(WRITTEN EXERCISE)
Copy each line of the listing below exactly.

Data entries
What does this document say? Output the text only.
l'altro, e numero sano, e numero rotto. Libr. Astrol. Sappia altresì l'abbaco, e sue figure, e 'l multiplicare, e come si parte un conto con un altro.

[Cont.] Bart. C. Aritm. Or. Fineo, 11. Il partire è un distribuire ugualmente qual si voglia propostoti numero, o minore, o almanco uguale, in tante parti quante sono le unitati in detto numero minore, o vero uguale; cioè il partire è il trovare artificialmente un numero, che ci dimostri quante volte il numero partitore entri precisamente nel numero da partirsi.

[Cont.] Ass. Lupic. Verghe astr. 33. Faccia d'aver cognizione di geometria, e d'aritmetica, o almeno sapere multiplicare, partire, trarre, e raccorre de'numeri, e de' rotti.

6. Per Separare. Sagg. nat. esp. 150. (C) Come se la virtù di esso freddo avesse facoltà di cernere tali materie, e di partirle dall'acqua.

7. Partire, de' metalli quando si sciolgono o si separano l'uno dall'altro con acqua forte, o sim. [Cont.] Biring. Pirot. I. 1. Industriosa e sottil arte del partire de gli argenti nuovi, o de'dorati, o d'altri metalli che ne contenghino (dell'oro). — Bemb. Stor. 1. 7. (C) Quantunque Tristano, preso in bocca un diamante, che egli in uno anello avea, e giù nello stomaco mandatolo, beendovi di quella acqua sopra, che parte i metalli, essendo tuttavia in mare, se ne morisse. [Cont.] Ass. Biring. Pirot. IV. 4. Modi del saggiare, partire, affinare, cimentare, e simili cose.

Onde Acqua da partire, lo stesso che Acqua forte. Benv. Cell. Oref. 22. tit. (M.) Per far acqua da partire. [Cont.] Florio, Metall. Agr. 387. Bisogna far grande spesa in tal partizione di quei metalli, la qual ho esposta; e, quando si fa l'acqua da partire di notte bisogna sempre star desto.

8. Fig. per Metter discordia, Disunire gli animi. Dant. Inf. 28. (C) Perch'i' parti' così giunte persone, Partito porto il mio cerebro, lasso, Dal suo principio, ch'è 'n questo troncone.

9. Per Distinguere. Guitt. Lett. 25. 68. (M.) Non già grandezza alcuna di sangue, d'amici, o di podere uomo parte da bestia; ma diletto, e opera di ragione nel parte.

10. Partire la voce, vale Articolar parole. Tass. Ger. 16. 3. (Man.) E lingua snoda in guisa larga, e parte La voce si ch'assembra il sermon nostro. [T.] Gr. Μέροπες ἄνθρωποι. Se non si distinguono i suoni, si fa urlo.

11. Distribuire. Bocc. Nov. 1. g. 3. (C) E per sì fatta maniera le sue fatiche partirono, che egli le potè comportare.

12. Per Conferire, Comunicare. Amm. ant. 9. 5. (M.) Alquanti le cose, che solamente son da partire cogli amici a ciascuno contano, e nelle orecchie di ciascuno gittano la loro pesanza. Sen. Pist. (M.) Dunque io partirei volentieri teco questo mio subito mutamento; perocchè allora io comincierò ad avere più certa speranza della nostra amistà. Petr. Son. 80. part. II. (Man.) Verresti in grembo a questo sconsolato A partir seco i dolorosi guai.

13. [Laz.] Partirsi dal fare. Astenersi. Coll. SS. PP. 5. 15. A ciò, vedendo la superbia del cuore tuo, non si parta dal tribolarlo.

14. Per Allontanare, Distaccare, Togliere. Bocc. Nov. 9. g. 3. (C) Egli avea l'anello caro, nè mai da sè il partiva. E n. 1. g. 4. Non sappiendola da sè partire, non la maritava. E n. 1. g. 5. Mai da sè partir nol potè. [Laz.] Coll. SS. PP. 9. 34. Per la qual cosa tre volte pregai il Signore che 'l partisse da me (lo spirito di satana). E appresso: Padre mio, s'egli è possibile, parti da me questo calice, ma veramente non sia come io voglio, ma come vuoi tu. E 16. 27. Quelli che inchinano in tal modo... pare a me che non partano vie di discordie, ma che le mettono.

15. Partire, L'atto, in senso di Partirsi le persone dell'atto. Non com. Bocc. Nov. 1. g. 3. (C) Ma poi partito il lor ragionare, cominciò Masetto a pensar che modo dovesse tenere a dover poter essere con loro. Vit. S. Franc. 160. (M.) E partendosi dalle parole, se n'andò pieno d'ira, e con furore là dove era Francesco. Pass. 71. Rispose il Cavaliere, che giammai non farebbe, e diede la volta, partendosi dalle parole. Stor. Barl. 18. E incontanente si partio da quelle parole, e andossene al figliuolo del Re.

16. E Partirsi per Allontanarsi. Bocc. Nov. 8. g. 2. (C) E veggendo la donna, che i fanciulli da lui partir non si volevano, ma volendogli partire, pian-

(THE OUTPUT)
What does this document say? Output the text only.
l'altro, e numero sano, e numero rotto. Libr. Astrol. Sappia altresì l'abbaco, e sue figure, e 'l multiplicare, e come si parte un conto con un altro.

[Cont.] Bart. C. Aritm. Or. Fineo, 11. Il partire è un distribuire ugualmente qual si voglia propostoti numero, o minore, o almanco uguale, in tante parti quante sono le unitati in detto numero minore, o vero uguale; cioè il partire è il trovare artificialmente un numero, che ci dimostri quante volte il numero partitore entri precisamente nel numero da partirsi.

[Cont.] Ass. Lupic. Verghe astr. 33. Faccia d'aver cognizione di geometria, e d'aritmetica, o almeno sapere multiplicare, partire, trarre, e raccorre de'numeri, e de' rotti.

6. Per Separare. Sagg. nat. esp. 150. (C) Come se la virtù di esso freddo avesse facoltà di cernere tali materie, e di partirle dall'acqua.

7. Partire, de' metalli quando si sciolgono o si separano l'uno dall'altro con acqua forte, o sim. [Cont.] Biring. Pirot. I. 1. Industriosa e sottil arte del partire de gli argenti nuovi, o de'dorati, o d'altri metalli che ne contenghino (dell'oro). — Bemb. Stor. 1. 7. (C) Quantunque Tristano, preso in bocca un diamante, che egli in uno anello avea, e giù nello stomaco mandatolo, beendovi di quella acqua sopra, che parte i metalli, essendo tuttavia in mare, se ne morisse. [Cont.] Ass. Biring. Pirot. IV. 4. Modi del saggiare, partire, affinare, cimentare, e simili cose.

Onde Acqua da partire, lo stesso che Acqua forte. Benv. Cell. Oref. 22. tit. (M.) Per far acqua da partire. [Cont.] Florio, Metall. Agr. 387. Bisogna far grande spesa in tal partizione di quei metalli, la qual ho esposta; e, quando si fa l'acqua da partire di notte bisogna sempre star desto.

8. Fig. per Metter discordia, Disunire gli animi. Dant. Inf. 28. (C) Perch'i' parti' così giunte persone, Partito porto il mio cerebro, lasso, Dal suo principio, ch'è 'n questo troncone.

9. Per Distinguere. Guitt. Lett. 25. 68. (M.) Non già grandezza alcuna di sangue, d'amici, o di podere uomo parte da bestia; ma diletto, e opera di ragione nel parte.

10. Partire la voce, vale Articolar parole. Tass. Ger. 16. 3. (Man.) E lingua snoda in guisa larga, e parte La voce si ch'assembra il sermon nostro. [T.] Gr. Μέροπες ἄνθρωποι. Se non si distinguono i suoni, si fa urlo.

11. Distribuire. Bocc. Nov. 1. g. 3. (C) E per sì fatta maniera le sue fatiche partirono, che egli le potè comportare.

12. Per Conferire, Comunicare. Amm. ant. 9. 5. (M.) Alquanti le cose, che solamente son da partire cogli amici a ciascuno contano, e nelle orecchie di ciascuno gittano la loro pesanza. Sen. Pist. (M.) Dunque io partirei volentieri teco questo mio subito mutamento; perocchè allora io comincierò ad avere più certa speranza della nostra amistà. Petr. Son. 80. part. II. (Man.) Verresti in grembo a questo sconsolato A partir seco i dolorosi guai.

13. [Laz.] Partirsi dal fare. Astenersi. Coll. SS. PP. 5. 15. A ciò, vedendo la superbia del cuore tuo, non si parta dal tribolarlo.

14. Per Allontanare, Distaccare, Togliere. Bocc. Nov. 9. g. 3. (C) Egli avea l'anello caro, nè mai da sè il partiva. E n. 1. g. 4. Non sappiendola da sè partire, non la maritava. E n. 1. g. 5. Mai da sè partir nol potè. [Laz.] Coll. SS. PP. 9. 34. Per la qual cosa tre volte pregai il Signore che 'l partisse da me (lo spirito di satana). E appresso: Padre mio, s'egli è possibile, parti da me questo calice, ma veramente non sia come io voglio, ma come vuoi tu. E 16. 27. Quelli che inchinano in tal modo... pare a me che non partano vie di discordie, ma che le mettono.

15. Partire, L'atto, in senso di Partirsi le persone dell'atto. Non com. Bocc. Nov. 1. g. 3. (C) Ma poi partito il lor ragionare, cominciò Masetto a pensar che modo dovesse tenere a dover poter essere con loro. Vit. S. Franc. 160. (M.) E partendosi dalle parole, se n'andò pieno d'ira, e con furore là dove era Francesco. Pass. 71. Rispose il Cavaliere, che giammai non farebbe, e diede la volta, partendosi dalle parole. Stor. Barl. 18. E incontanente si partio da quelle parole, e andossene al figliuolo del Re.

16. E Partirsi per Allontanarsi. Bocc. Nov. 8. g. 2. (C) E veggendo la donna, che i fanciulli da lui partir non si volevano, ma volendogli partire, pian-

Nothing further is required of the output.